──────── Document text ────────

DCN was significantly downregulated in the malignant polyp group compared with healthy mucosa (4.1-fold, P=0.031; Fig. 1). FN1 and SPP1 also appeared downregulated in malignant polyps compared with healthy mucosa, however these changes were not significant. The other three genes exhibited a trend towards upregulation in malignant polyps, albeit not significant. Results are summarized in Fig. 1 and Table III.

Expression of DCN, EPHA4, FN1, SPARC, SPON2 and SPP1 in CRC N+ and CRC N0 groups compared with healthy colon mucosa control

Expression of genes in CRC N0 compared with healthy colon mucosa exhibited a significant upregulation of the levels of SPARC (12.17-fold, P<0.001) and SPON2 (5.65-fold, P<0.001). DCN, EPHA4 and SPP1 expression levels were slightly upregulated and FN1 was downregulated, however these changes were not significant. Results are summarized in Fig. 1 and Table III.

──────── Records supplied ────────

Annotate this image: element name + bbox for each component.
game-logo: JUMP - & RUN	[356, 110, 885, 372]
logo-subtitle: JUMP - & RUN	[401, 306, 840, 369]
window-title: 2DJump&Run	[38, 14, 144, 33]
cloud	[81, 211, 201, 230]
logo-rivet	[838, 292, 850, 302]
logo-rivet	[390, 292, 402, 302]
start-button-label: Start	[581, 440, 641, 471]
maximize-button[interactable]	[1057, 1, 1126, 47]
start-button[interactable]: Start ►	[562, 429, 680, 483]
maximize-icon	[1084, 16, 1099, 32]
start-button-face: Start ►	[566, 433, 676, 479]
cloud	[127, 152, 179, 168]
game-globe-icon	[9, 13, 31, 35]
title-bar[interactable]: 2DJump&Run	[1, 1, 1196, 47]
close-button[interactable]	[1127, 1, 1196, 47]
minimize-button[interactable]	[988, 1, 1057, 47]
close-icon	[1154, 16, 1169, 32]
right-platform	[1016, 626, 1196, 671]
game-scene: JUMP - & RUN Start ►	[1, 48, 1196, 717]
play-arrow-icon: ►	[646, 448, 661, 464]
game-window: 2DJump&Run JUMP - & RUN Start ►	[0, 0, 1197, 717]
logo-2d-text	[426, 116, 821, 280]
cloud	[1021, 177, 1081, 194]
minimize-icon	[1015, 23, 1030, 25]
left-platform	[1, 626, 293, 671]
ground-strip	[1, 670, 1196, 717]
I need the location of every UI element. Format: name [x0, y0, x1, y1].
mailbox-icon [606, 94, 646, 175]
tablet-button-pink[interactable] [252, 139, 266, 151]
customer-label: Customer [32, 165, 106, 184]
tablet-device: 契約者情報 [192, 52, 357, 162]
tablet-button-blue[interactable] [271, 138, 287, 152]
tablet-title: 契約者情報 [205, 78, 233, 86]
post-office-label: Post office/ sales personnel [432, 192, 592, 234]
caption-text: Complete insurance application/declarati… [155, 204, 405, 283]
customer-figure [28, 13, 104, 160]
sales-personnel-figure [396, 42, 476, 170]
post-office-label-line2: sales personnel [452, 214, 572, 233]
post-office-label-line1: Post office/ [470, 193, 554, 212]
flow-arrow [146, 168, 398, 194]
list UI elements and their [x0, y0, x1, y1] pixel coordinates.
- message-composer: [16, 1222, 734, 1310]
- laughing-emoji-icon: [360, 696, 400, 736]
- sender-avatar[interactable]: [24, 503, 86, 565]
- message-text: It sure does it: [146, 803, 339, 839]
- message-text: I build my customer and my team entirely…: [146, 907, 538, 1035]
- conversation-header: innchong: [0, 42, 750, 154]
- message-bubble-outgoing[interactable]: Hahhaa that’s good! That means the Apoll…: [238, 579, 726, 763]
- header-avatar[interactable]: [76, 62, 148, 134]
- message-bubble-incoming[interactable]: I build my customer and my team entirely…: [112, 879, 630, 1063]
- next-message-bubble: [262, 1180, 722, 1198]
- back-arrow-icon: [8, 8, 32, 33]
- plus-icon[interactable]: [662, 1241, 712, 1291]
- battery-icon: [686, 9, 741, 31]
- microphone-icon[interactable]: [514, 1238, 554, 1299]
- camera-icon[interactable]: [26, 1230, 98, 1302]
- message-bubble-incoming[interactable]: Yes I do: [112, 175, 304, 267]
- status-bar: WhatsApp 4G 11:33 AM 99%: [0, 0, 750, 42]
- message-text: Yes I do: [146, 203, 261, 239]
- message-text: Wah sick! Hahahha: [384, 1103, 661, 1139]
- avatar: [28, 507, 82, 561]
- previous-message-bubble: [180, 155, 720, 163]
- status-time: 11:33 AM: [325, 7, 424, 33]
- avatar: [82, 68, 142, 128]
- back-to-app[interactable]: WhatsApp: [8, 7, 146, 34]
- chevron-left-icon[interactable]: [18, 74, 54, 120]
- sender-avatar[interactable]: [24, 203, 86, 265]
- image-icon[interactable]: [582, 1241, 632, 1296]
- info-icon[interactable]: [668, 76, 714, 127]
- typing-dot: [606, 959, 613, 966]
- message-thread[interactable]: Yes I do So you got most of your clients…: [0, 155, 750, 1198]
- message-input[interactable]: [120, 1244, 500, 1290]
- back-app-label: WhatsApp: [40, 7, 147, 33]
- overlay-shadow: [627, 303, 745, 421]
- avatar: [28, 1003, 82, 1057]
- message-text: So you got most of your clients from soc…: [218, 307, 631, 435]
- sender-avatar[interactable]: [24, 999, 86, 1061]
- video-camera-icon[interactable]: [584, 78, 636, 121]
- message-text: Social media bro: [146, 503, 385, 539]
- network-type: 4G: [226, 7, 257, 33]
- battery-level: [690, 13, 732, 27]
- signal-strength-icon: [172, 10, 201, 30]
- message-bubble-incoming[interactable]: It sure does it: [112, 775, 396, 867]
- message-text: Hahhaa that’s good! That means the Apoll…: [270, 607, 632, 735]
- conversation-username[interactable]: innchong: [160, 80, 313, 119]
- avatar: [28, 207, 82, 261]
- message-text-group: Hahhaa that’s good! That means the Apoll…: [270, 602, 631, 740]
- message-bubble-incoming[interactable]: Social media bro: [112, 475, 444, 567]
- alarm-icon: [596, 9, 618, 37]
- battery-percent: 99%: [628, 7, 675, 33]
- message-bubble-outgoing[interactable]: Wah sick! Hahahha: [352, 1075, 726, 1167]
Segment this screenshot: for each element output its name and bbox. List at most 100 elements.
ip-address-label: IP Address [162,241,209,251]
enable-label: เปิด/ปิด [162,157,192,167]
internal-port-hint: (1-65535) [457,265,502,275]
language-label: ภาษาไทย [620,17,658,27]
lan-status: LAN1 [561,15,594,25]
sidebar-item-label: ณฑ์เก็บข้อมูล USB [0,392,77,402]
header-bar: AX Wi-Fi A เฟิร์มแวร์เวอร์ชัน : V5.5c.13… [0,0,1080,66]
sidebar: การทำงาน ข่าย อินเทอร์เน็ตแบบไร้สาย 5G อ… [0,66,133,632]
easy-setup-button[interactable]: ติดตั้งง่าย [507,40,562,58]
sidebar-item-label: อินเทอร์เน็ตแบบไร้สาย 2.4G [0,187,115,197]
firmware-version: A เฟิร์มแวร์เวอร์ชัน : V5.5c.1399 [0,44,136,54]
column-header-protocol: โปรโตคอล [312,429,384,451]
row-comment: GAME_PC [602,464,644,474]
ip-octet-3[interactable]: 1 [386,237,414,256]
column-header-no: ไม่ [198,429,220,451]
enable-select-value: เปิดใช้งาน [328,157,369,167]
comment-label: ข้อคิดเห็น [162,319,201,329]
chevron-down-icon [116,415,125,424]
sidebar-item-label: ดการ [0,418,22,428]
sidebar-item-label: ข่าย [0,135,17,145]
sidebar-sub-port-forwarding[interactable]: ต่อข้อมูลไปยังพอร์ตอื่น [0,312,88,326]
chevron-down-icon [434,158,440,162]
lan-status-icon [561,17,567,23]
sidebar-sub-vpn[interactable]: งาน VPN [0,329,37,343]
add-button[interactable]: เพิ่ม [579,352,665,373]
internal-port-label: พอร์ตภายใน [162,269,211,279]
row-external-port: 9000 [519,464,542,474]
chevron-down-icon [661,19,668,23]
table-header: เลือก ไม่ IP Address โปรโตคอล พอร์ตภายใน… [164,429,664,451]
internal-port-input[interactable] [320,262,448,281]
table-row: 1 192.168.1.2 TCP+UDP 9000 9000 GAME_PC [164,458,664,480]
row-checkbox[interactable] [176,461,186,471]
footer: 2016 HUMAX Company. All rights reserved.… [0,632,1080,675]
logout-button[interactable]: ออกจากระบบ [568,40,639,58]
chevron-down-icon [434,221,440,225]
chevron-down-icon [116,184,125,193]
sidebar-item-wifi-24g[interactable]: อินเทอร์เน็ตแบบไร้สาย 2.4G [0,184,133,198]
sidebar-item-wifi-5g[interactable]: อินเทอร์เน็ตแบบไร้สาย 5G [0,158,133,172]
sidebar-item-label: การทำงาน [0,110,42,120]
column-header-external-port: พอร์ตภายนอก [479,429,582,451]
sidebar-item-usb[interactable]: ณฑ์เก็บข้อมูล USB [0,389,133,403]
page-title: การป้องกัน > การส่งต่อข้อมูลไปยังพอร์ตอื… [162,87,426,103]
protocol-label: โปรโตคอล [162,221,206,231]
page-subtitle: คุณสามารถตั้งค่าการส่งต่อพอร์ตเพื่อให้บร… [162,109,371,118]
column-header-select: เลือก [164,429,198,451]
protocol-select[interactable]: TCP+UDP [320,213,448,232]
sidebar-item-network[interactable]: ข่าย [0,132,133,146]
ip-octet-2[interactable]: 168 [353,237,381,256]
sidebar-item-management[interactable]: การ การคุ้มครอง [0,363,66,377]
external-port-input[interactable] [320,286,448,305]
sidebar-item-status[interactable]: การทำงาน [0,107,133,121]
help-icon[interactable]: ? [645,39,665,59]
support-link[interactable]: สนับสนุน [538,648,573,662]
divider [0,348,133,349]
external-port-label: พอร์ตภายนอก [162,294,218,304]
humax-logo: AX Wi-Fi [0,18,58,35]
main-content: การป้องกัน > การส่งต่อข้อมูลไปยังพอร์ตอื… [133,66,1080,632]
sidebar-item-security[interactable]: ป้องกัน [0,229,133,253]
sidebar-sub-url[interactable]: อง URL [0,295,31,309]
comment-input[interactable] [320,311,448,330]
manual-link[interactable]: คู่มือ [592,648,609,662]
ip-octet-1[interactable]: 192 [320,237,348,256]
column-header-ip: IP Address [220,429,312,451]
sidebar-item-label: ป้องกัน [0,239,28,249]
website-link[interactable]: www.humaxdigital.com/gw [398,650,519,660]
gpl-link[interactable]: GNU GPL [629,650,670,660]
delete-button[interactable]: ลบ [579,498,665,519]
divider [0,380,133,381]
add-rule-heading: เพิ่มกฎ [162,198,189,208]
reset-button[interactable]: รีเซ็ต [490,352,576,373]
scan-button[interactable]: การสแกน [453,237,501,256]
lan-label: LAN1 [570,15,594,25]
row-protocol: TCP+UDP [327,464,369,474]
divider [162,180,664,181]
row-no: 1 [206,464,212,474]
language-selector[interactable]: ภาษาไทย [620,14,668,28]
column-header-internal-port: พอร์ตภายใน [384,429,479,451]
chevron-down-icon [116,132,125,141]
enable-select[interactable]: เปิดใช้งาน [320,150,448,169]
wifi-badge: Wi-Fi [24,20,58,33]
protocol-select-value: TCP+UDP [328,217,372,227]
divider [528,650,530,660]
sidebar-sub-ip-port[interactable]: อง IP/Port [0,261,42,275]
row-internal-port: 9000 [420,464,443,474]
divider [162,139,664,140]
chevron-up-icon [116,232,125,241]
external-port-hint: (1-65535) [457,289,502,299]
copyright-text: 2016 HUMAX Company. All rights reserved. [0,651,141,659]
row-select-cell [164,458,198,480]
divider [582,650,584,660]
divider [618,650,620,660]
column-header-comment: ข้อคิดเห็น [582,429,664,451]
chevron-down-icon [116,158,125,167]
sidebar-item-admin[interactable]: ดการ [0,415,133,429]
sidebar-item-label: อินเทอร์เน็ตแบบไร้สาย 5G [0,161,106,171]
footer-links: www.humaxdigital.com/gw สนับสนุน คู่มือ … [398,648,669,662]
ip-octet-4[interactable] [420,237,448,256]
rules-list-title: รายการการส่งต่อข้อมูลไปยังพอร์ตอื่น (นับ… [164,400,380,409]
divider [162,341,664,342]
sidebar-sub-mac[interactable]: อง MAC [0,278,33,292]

────────

### Problems to solve
A: In the gene expression passage, by how much was DCN downregulated in the malignant polyp group compared with healthy mucosa?
B: Continue the gene expression passage, starting right after its final sentence.
The records have no connection to the gene expression passage.

### Your responses
A: DCN was downregulated 4.1-fold (P=0.031).

B:
Expression of DCN, EPHA4, SPARC, SPON2 and SPP1 showed similar patterns in the CRC N+ and CRC N0 groups, both compared to their corresponding healthy mucosa. Statistical significance was reached for SPARC (17.3-fold, P<0.001), SPON2 (12.17-fold, P<0.0017) and SPP1 (20.65-fold, P<0.001) expression levels. In contrast to CRC N0, FN1 was upregulated (5.5-fold) in CRC N+ when compared with healthy mucosa, although this change was not statistically significant. Results are summarized in Fig. 1 and Table III.

Expression of DCN, EPHA4, FN1, SPARC, SPON2 and SPP1 in CRA compared with the malignant polyp, CRC N+ or CRC N0 groups

Statistically significant difference between the CRA and malignant polyp groups was observed for the SPON2 and SPARC genes. In addition, statistically significant difference between the CRA and the CRC N0 and CRC N+ groups was observed for all genes tested, except for EPHA4. Results are summarized in Table III.

Expression of most of the genes gradually increased with the level of malignancy, from CRA to malignant polyps and to CRC. Accordingly, the results demonstrated a statistically significant association between the various lesions (CRA, malignant polyp, CRC N0, CRC N+) and the expression levels of DCN, EPHA4, FN1, SPARC, SPON2 and SPP1 (ρ=0.660, p<0.001; ρ=−0.259, p=0.039; ρ=0.495, p<0.001; ρ=0.531, p<0.001; ρ=0.505, p<0.001; and ρ=0.677, p<0.001, respectively).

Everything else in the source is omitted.